§ Exercise input:
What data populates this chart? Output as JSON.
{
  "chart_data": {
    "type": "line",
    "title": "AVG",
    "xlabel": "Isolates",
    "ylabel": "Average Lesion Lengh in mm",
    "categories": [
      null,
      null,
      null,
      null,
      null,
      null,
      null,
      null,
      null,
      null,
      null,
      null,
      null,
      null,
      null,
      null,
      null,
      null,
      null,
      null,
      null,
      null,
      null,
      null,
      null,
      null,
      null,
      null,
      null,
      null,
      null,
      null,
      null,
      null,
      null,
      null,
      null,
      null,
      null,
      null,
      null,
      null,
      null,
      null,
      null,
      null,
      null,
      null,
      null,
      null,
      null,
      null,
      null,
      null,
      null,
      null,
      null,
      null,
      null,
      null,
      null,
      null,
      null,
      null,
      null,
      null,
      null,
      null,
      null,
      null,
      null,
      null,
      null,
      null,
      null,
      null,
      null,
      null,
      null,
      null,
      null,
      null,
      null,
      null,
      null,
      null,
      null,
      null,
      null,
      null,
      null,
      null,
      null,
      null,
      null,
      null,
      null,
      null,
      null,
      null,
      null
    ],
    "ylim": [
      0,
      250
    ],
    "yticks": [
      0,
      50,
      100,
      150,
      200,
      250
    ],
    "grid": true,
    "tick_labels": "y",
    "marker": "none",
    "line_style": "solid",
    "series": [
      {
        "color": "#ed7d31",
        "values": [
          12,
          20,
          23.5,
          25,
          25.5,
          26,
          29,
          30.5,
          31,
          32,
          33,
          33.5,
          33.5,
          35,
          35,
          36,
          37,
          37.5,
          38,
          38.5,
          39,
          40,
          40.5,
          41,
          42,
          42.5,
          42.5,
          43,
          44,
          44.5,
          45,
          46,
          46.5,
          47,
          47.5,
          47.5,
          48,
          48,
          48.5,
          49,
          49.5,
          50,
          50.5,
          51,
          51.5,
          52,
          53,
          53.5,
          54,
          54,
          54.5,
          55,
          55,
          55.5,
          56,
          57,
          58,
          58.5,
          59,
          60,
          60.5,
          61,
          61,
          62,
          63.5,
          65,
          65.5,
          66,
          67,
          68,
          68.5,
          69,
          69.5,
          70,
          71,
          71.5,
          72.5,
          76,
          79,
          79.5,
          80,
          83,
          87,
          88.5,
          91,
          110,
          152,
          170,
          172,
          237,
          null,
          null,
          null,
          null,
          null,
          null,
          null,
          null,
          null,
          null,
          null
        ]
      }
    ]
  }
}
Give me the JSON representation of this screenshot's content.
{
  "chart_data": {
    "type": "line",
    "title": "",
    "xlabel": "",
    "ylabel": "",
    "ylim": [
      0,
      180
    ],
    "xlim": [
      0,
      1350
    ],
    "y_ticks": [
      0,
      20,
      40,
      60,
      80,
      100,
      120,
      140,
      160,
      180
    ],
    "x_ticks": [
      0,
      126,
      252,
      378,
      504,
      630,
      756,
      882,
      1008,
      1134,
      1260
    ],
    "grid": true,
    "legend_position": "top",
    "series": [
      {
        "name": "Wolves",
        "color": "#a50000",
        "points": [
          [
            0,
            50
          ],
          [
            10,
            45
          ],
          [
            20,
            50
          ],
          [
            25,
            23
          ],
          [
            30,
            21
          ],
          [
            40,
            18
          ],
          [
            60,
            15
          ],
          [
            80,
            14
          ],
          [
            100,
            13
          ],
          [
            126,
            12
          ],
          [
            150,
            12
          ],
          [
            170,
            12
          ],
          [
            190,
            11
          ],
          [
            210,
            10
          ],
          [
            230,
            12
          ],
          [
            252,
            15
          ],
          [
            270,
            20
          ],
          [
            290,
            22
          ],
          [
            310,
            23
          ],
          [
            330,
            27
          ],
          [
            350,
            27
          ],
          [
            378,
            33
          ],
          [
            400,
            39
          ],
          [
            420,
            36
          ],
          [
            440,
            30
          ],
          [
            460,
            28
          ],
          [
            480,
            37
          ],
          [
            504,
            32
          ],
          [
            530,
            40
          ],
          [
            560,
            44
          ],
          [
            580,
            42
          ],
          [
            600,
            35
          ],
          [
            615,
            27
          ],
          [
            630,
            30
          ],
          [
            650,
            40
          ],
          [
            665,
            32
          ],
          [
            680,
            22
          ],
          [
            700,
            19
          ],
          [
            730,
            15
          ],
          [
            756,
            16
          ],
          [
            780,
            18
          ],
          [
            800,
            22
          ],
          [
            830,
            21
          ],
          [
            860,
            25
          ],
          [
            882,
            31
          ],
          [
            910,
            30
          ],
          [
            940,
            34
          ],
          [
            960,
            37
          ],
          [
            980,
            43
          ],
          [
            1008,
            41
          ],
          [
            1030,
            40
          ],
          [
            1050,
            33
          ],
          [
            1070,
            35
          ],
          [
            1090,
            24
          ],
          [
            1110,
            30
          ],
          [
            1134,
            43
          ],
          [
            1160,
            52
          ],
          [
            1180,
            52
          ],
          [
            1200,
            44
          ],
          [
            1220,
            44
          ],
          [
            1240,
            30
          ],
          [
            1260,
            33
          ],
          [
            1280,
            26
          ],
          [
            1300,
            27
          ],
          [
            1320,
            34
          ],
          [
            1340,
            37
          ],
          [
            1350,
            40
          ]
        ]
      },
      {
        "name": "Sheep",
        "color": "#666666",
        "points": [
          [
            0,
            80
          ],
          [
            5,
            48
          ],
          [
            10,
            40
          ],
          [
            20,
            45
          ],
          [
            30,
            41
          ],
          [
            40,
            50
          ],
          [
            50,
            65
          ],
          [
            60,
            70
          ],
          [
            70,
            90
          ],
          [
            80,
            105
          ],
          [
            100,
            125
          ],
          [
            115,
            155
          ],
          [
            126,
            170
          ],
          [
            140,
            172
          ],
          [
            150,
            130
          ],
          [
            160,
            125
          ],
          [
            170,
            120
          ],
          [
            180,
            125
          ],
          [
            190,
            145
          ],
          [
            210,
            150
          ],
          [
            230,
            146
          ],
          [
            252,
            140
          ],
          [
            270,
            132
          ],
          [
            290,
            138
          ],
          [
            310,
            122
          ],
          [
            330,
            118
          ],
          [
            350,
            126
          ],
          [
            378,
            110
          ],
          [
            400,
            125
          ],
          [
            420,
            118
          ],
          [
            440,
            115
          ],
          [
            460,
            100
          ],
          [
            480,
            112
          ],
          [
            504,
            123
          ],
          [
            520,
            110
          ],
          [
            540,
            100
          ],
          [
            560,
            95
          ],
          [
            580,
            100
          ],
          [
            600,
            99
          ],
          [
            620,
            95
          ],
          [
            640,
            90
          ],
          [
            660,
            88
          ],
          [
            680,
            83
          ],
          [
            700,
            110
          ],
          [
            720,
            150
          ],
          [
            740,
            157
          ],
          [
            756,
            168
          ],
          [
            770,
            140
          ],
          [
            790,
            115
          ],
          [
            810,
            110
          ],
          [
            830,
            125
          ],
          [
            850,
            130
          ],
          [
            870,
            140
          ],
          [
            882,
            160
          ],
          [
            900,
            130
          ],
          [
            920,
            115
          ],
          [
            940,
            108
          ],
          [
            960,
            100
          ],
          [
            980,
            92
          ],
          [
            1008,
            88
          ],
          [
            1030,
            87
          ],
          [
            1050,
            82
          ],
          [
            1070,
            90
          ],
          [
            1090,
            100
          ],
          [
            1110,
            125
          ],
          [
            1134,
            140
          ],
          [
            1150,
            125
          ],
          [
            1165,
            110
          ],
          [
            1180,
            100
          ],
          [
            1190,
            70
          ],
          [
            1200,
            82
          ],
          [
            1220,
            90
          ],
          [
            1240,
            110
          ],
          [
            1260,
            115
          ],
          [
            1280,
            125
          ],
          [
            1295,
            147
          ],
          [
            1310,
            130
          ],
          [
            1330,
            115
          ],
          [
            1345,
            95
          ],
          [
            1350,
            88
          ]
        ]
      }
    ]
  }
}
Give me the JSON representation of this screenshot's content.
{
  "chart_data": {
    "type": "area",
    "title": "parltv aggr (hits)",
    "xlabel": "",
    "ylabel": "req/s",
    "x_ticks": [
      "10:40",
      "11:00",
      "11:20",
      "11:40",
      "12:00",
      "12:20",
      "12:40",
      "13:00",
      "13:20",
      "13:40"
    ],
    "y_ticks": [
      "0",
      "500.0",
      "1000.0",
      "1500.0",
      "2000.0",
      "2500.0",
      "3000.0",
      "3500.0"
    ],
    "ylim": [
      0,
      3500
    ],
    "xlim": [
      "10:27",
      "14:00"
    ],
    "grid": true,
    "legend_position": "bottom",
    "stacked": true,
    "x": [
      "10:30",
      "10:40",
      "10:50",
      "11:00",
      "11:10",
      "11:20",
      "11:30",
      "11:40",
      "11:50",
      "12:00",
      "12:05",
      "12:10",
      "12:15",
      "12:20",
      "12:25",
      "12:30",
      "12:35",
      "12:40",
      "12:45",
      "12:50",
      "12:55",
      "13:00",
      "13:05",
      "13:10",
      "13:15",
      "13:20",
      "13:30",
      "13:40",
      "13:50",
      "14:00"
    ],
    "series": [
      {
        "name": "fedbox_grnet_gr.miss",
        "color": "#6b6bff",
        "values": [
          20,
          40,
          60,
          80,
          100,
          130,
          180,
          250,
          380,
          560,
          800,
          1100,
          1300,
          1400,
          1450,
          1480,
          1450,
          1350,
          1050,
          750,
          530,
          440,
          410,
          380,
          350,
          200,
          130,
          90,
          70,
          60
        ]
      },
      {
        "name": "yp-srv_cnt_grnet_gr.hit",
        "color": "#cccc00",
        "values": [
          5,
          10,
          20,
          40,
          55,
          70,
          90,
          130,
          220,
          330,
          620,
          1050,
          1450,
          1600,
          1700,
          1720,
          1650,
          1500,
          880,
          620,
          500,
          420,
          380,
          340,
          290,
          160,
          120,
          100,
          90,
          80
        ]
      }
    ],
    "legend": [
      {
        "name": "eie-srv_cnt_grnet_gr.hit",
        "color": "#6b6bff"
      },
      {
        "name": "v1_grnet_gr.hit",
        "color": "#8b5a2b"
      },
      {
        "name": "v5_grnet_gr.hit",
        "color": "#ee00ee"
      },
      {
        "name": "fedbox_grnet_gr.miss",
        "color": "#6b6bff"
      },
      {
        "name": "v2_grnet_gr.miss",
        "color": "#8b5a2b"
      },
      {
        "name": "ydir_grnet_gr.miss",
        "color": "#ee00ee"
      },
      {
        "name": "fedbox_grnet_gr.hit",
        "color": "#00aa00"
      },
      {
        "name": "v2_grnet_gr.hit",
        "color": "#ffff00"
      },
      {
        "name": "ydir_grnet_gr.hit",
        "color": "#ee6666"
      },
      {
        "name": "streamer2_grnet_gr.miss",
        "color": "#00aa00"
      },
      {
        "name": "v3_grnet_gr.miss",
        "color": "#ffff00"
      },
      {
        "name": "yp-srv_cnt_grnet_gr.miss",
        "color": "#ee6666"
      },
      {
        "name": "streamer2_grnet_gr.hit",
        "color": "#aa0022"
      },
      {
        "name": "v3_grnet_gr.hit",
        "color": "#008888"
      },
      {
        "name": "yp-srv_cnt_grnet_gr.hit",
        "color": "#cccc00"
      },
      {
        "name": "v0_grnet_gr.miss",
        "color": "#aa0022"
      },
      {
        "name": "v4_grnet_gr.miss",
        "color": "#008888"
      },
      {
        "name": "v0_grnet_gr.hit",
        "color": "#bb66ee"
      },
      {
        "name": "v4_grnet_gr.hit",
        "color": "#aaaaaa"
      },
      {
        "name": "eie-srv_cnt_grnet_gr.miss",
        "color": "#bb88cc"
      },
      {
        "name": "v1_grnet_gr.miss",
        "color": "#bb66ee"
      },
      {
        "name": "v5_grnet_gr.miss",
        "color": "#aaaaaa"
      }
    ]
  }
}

§ Short exercise: Out of the material above, select every line that holds the string "ylabel".

§ Finished exercise:
    "ylabel": "Average Lesion Lengh in mm",
    "ylabel": "",
    "ylabel": "req/s",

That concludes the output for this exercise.